▶ _Do this_
Could you transcribe every record below exactly as written, leaving out any pictures?

:: Material supplied ::

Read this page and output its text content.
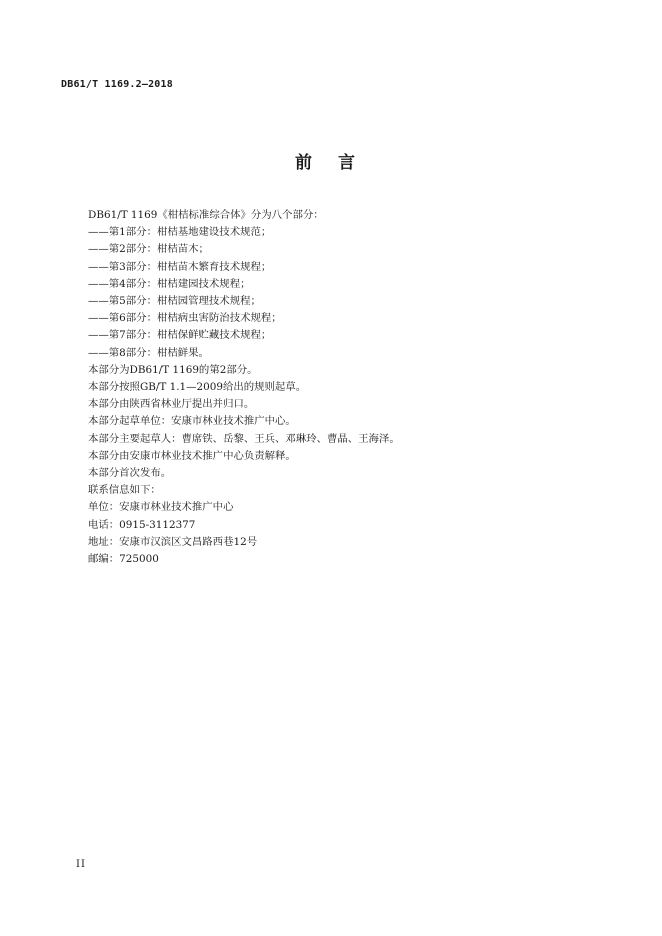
DB61/T 1169.2—2018
前言
DB61/T 1169《柑桔标准综合体》分为八个部分：
——第1部分：柑桔基地建设技术规范；
——第2部分：柑桔苗木；
——第3部分：柑桔苗木繁育技术规程；
——第4部分：柑桔建园技术规程；
——第5部分：柑桔园管理技术规程；
——第6部分：柑桔病虫害防治技术规程；
——第7部分：柑桔保鲜贮藏技术规程；
——第8部分：柑桔鲜果。
本部分为DB61/T 1169的第2部分。
本部分按照GB/T 1.1—2009给出的规则起草。
本部分由陕西省林业厅提出并归口。
本部分起草单位：安康市林业技术推广中心。
本部分主要起草人：曹席铁、岳黎、王兵、邓琳玲、曹晶、王海泽。
本部分由安康市林业技术推广中心负责解释。
本部分首次发布。
联系信息如下：
单位：安康市林业技术推广中心
电话：0915-3112377
地址：安康市汉滨区文昌路西巷12号
邮编：725000
II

:::

▶ _Correct output_
Read this page and output its text content.
DB61/T 1169.2—2018
前言
DB61/T 1169《柑桔标准综合体》分为八个部分：
——第1部分：柑桔基地建设技术规范；
——第2部分：柑桔苗木；
——第3部分：柑桔苗木繁育技术规程；
——第4部分：柑桔建园技术规程；
——第5部分：柑桔园管理技术规程；
——第6部分：柑桔病虫害防治技术规程；
——第7部分：柑桔保鲜贮藏技术规程；
——第8部分：柑桔鲜果。
本部分为DB61/T 1169的第2部分。
本部分按照GB/T 1.1—2009给出的规则起草。
本部分由陕西省林业厅提出并归口。
本部分起草单位：安康市林业技术推广中心。
本部分主要起草人：曹席铁、岳黎、王兵、邓琳玲、曹晶、王海泽。
本部分由安康市林业技术推广中心负责解释。
本部分首次发布。
联系信息如下：
单位：安康市林业技术推广中心
电话：0915-3112377
地址：安康市汉滨区文昌路西巷12号
邮编：725000
II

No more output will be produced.